> _THE DATA_:

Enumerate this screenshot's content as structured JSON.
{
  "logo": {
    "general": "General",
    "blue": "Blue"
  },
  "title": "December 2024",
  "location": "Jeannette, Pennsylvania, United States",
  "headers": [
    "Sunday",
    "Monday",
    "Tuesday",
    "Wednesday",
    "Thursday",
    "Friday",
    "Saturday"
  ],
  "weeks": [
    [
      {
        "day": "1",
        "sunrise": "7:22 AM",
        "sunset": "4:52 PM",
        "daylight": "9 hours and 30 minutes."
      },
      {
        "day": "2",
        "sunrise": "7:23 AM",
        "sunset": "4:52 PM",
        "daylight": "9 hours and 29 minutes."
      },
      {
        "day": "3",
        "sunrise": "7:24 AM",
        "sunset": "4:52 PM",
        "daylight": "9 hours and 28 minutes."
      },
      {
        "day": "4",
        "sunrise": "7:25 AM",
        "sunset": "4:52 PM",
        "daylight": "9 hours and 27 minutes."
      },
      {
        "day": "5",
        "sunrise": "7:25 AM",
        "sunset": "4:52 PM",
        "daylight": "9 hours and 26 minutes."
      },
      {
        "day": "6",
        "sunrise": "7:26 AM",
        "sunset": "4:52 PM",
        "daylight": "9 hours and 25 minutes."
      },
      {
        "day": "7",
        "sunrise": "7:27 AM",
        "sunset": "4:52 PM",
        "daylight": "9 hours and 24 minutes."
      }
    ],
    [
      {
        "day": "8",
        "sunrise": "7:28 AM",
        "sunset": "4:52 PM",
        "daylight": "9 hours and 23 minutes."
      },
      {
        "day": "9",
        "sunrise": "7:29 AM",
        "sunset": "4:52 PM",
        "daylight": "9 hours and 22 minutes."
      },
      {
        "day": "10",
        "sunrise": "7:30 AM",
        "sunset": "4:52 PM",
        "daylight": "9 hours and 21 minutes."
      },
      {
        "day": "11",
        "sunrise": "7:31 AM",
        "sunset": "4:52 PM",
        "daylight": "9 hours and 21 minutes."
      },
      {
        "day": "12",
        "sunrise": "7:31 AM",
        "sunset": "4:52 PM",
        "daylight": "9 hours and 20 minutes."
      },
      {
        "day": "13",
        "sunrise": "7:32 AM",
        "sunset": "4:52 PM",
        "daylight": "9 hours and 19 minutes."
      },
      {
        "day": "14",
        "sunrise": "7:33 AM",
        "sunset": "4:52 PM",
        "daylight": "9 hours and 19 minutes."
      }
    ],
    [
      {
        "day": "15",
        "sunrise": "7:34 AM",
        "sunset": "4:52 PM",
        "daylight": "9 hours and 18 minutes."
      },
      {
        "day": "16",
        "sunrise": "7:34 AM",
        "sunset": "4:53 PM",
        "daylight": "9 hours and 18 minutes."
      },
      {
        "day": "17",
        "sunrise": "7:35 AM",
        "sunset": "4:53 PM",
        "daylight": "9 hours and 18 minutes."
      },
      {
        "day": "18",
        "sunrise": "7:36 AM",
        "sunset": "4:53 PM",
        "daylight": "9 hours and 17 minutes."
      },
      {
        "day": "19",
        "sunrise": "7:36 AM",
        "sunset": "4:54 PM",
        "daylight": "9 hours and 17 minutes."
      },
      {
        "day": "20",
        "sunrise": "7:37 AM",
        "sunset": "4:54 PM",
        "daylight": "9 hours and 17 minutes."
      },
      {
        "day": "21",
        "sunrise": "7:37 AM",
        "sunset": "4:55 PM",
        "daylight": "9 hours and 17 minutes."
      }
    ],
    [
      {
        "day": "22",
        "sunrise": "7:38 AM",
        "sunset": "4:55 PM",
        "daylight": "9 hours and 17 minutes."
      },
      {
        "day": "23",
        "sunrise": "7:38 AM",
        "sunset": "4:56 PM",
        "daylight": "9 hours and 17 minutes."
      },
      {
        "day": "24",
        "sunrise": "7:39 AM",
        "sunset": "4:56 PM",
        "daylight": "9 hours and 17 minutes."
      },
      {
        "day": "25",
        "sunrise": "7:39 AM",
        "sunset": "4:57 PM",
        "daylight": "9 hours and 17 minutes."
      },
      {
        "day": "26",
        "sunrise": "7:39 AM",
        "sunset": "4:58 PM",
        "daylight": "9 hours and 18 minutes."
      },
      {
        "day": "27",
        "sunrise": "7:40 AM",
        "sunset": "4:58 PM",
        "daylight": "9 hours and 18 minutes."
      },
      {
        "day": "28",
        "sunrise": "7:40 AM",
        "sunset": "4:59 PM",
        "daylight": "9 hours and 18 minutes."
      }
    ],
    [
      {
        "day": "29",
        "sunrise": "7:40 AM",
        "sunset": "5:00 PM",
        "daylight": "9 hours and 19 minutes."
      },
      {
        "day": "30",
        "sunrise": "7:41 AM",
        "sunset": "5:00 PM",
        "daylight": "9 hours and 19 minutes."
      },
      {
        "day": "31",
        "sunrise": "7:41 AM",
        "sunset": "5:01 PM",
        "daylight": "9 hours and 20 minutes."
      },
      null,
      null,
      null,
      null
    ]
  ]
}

> _TO BE DONE_: Your task is to transcribe the material exactly.

> _RESULT OF THIS TASK_:
Enumerate this screenshot's content as structured JSON.
{
  "logo": {
    "general": "General",
    "blue": "Blue"
  },
  "title": "December 2024",
  "location": "Jeannette, Pennsylvania, United States",
  "headers": [
    "Sunday",
    "Monday",
    "Tuesday",
    "Wednesday",
    "Thursday",
    "Friday",
    "Saturday"
  ],
  "weeks": [
    [
      {
        "day": "1",
        "sunrise": "7:22 AM",
        "sunset": "4:52 PM",
        "daylight": "9 hours and 30 minutes."
      },
      {
        "day": "2",
        "sunrise": "7:23 AM",
        "sunset": "4:52 PM",
        "daylight": "9 hours and 29 minutes."
      },
      {
        "day": "3",
        "sunrise": "7:24 AM",
        "sunset": "4:52 PM",
        "daylight": "9 hours and 28 minutes."
      },
      {
        "day": "4",
        "sunrise": "7:25 AM",
        "sunset": "4:52 PM",
        "daylight": "9 hours and 27 minutes."
      },
      {
        "day": "5",
        "sunrise": "7:25 AM",
        "sunset": "4:52 PM",
        "daylight": "9 hours and 26 minutes."
      },
      {
        "day": "6",
        "sunrise": "7:26 AM",
        "sunset": "4:52 PM",
        "daylight": "9 hours and 25 minutes."
      },
      {
        "day": "7",
        "sunrise": "7:27 AM",
        "sunset": "4:52 PM",
        "daylight": "9 hours and 24 minutes."
      }
    ],
    [
      {
        "day": "8",
        "sunrise": "7:28 AM",
        "sunset": "4:52 PM",
        "daylight": "9 hours and 23 minutes."
      },
      {
        "day": "9",
        "sunrise": "7:29 AM",
        "sunset": "4:52 PM",
        "daylight": "9 hours and 22 minutes."
      },
      {
        "day": "10",
        "sunrise": "7:30 AM",
        "sunset": "4:52 PM",
        "daylight": "9 hours and 21 minutes."
      },
      {
        "day": "11",
        "sunrise": "7:31 AM",
        "sunset": "4:52 PM",
        "daylight": "9 hours and 21 minutes."
      },
      {
        "day": "12",
        "sunrise": "7:31 AM",
        "sunset": "4:52 PM",
        "daylight": "9 hours and 20 minutes."
      },
      {
        "day": "13",
        "sunrise": "7:32 AM",
        "sunset": "4:52 PM",
        "daylight": "9 hours and 19 minutes."
      },
      {
        "day": "14",
        "sunrise": "7:33 AM",
        "sunset": "4:52 PM",
        "daylight": "9 hours and 19 minutes."
      }
    ],
    [
      {
        "day": "15",
        "sunrise": "7:34 AM",
        "sunset": "4:52 PM",
        "daylight": "9 hours and 18 minutes."
      },
      {
        "day": "16",
        "sunrise": "7:34 AM",
        "sunset": "4:53 PM",
        "daylight": "9 hours and 18 minutes."
      },
      {
        "day": "17",
        "sunrise": "7:35 AM",
        "sunset": "4:53 PM",
        "daylight": "9 hours and 18 minutes."
      },
      {
        "day": "18",
        "sunrise": "7:36 AM",
        "sunset": "4:53 PM",
        "daylight": "9 hours and 17 minutes."
      },
      {
        "day": "19",
        "sunrise": "7:36 AM",
        "sunset": "4:54 PM",
        "daylight": "9 hours and 17 minutes."
      },
      {
        "day": "20",
        "sunrise": "7:37 AM",
        "sunset": "4:54 PM",
        "daylight": "9 hours and 17 minutes."
      },
      {
        "day": "21",
        "sunrise": "7:37 AM",
        "sunset": "4:55 PM",
        "daylight": "9 hours and 17 minutes."
      }
    ],
    [
      {
        "day": "22",
        "sunrise": "7:38 AM",
        "sunset": "4:55 PM",
        "daylight": "9 hours and 17 minutes."
      },
      {
        "day": "23",
        "sunrise": "7:38 AM",
        "sunset": "4:56 PM",
        "daylight": "9 hours and 17 minutes."
      },
      {
        "day": "24",
        "sunrise": "7:39 AM",
        "sunset": "4:56 PM",
        "daylight": "9 hours and 17 minutes."
      },
      {
        "day": "25",
        "sunrise": "7:39 AM",
        "sunset": "4:57 PM",
        "daylight": "9 hours and 17 minutes."
      },
      {
        "day": "26",
        "sunrise": "7:39 AM",
        "sunset": "4:58 PM",
        "daylight": "9 hours and 18 minutes."
      },
      {
        "day": "27",
        "sunrise": "7:40 AM",
        "sunset": "4:58 PM",
        "daylight": "9 hours and 18 minutes."
      },
      {
        "day": "28",
        "sunrise": "7:40 AM",
        "sunset": "4:59 PM",
        "daylight": "9 hours and 18 minutes."
      }
    ],
    [
      {
        "day": "29",
        "sunrise": "7:40 AM",
        "sunset": "5:00 PM",
        "daylight": "9 hours and 19 minutes."
      },
      {
        "day": "30",
        "sunrise": "7:41 AM",
        "sunset": "5:00 PM",
        "daylight": "9 hours and 19 minutes."
      },
      {
        "day": "31",
        "sunrise": "7:41 AM",
        "sunset": "5:01 PM",
        "daylight": "9 hours and 20 minutes."
      },
      null,
      null,
      null,
      null
    ]
  ]
}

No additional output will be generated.